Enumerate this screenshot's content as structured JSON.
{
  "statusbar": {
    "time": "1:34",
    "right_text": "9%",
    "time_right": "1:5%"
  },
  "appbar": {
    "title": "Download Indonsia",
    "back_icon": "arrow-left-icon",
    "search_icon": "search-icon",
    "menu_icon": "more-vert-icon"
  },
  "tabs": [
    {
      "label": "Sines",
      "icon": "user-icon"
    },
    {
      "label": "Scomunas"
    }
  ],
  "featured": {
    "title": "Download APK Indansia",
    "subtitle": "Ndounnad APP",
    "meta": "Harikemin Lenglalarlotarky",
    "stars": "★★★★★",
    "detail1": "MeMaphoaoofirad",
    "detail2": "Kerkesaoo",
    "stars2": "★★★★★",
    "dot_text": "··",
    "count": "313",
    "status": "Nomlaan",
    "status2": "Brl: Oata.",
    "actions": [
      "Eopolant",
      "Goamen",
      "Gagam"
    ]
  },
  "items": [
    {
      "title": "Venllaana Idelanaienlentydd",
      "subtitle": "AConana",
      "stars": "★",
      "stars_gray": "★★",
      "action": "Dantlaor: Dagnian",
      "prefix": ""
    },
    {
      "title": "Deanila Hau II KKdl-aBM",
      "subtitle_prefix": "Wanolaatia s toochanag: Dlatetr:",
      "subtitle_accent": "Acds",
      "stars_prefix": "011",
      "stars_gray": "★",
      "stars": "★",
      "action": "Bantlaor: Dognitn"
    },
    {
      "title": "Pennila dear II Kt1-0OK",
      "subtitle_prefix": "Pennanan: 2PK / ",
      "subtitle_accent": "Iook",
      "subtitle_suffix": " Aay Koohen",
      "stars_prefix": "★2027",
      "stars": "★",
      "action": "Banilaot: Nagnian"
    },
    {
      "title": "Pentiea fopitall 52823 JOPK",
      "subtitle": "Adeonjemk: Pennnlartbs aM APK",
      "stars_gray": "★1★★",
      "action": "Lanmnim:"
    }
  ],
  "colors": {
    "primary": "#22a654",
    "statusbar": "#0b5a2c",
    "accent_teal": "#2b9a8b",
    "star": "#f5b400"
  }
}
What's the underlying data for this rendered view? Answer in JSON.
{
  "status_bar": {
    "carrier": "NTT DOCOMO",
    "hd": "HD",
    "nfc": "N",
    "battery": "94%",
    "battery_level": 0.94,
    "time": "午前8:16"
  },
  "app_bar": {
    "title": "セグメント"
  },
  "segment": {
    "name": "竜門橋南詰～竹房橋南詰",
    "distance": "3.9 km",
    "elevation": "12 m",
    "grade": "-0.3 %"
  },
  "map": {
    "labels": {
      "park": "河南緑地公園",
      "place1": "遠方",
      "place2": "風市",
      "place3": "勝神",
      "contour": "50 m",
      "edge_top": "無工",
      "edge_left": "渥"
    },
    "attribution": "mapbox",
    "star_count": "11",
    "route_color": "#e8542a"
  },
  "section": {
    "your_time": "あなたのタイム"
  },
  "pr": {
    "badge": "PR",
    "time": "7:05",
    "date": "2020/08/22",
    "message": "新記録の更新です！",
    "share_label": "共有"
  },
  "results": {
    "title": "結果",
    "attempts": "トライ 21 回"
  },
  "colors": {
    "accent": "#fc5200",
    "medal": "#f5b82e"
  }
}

## WRITTEN PROBLEM
Each record above should be restated word for word.

## COMPLETE RESPONSE
Enumerate this screenshot's content as structured JSON.
{
  "statusbar": {
    "time": "1:34",
    "right_text": "9%",
    "time_right": "1:5%"
  },
  "appbar": {
    "title": "Download Indonsia",
    "back_icon": "arrow-left-icon",
    "search_icon": "search-icon",
    "menu_icon": "more-vert-icon"
  },
  "tabs": [
    {
      "label": "Sines",
      "icon": "user-icon"
    },
    {
      "label": "Scomunas"
    }
  ],
  "featured": {
    "title": "Download APK Indansia",
    "subtitle": "Ndounnad APP",
    "meta": "Harikemin Lenglalarlotarky",
    "stars": "★★★★★",
    "detail1": "MeMaphoaoofirad",
    "detail2": "Kerkesaoo",
    "stars2": "★★★★★",
    "dot_text": "··",
    "count": "313",
    "status": "Nomlaan",
    "status2": "Brl: Oata.",
    "actions": [
      "Eopolant",
      "Goamen",
      "Gagam"
    ]
  },
  "items": [
    {
      "title": "Venllaana Idelanaienlentydd",
      "subtitle": "AConana",
      "stars": "★",
      "stars_gray": "★★",
      "action": "Dantlaor: Dagnian",
      "prefix": ""
    },
    {
      "title": "Deanila Hau II KKdl-aBM",
      "subtitle_prefix": "Wanolaatia s toochanag: Dlatetr:",
      "subtitle_accent": "Acds",
      "stars_prefix": "011",
      "stars_gray": "★",
      "stars": "★",
      "action": "Bantlaor: Dognitn"
    },
    {
      "title": "Pennila dear II Kt1-0OK",
      "subtitle_prefix": "Pennanan: 2PK / ",
      "subtitle_accent": "Iook",
      "subtitle_suffix": " Aay Koohen",
      "stars_prefix": "★2027",
      "stars": "★",
      "action": "Banilaot: Nagnian"
    },
    {
      "title": "Pentiea fopitall 52823 JOPK",
      "subtitle": "Adeonjemk: Pennnlartbs aM APK",
      "stars_gray": "★1★★",
      "action": "Lanmnim:"
    }
  ],
  "colors": {
    "primary": "#22a654",
    "statusbar": "#0b5a2c",
    "accent_teal": "#2b9a8b",
    "star": "#f5b400"
  }
}
What's the underlying data for this rendered view? Answer in JSON.
{
  "status_bar": {
    "carrier": "NTT DOCOMO",
    "hd": "HD",
    "nfc": "N",
    "battery": "94%",
    "battery_level": 0.94,
    "time": "午前8:16"
  },
  "app_bar": {
    "title": "セグメント"
  },
  "segment": {
    "name": "竜門橋南詰～竹房橋南詰",
    "distance": "3.9 km",
    "elevation": "12 m",
    "grade": "-0.3 %"
  },
  "map": {
    "labels": {
      "park": "河南緑地公園",
      "place1": "遠方",
      "place2": "風市",
      "place3": "勝神",
      "contour": "50 m",
      "edge_top": "無工",
      "edge_left": "渥"
    },
    "attribution": "mapbox",
    "star_count": "11",
    "route_color": "#e8542a"
  },
  "section": {
    "your_time": "あなたのタイム"
  },
  "pr": {
    "badge": "PR",
    "time": "7:05",
    "date": "2020/08/22",
    "message": "新記録の更新です！",
    "share_label": "共有"
  },
  "results": {
    "title": "結果",
    "attempts": "トライ 21 回"
  },
  "colors": {
    "accent": "#fc5200",
    "medal": "#f5b82e"
  }
}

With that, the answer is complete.